▸ **Input data**
%%
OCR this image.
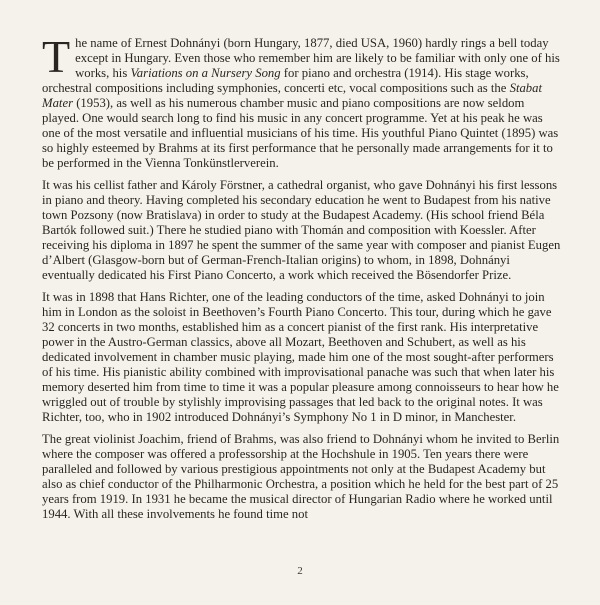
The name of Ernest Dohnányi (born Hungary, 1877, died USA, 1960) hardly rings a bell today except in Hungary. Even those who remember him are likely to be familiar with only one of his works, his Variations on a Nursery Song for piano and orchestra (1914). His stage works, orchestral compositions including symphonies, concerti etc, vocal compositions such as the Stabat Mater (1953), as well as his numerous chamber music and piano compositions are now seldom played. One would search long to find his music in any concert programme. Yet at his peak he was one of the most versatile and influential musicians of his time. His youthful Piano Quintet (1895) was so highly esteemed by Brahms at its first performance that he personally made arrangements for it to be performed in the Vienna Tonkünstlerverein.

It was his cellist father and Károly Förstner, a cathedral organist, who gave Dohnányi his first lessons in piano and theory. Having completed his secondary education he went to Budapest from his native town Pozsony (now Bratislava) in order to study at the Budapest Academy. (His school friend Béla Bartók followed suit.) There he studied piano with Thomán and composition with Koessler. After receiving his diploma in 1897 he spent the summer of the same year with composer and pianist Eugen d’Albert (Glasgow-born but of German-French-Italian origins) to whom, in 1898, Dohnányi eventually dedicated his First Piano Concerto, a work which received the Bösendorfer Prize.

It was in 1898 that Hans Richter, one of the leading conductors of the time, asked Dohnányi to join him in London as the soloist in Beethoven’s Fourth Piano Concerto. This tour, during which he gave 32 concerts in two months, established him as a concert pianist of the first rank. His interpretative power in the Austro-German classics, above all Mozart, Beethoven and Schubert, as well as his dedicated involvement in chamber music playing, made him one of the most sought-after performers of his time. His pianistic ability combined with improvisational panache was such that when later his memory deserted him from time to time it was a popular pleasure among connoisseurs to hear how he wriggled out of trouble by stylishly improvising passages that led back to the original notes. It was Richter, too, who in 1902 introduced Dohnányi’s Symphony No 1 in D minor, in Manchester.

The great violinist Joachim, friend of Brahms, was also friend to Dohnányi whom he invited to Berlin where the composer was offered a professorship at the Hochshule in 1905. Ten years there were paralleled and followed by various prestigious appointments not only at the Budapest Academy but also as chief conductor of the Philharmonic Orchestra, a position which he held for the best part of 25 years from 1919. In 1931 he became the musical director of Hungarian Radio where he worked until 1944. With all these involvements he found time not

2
%%
▸ **What to work on**
Locate the lines above that contain "composer" and copy them.

▸ **Task answer**
It was his cellist father and Károly Förstner, a cathedral organist, who gave Dohnányi his first lessons in piano and theory. Having completed his secondary education he went to Budapest from his native town Pozsony (now Bratislava) in order to study at the Budapest Academy. (His school friend Béla Bartók followed suit.) There he studied piano with Thomán and composition with Koessler. After receiving his diploma in 1897 he spent the summer of the same year with composer and pianist Eugen d’Albert (Glasgow-born but of German-French-Italian origins) to whom, in 1898, Dohnányi eventually dedicated his First Piano Concerto, a work which received the Bösendorfer Prize.
The great violinist Joachim, friend of Brahms, was also friend to Dohnányi whom he invited to Berlin where the composer was offered a professorship at the Hochshule in 1905. Ten years there were paralleled and followed by various prestigious appointments not only at the Budapest Academy but also as chief conductor of the Philharmonic Orchestra, a position which he held for the best part of 25 years from 1919. In 1931 he became the musical director of Hungarian Radio where he worked until 1944. With all these involvements he found time not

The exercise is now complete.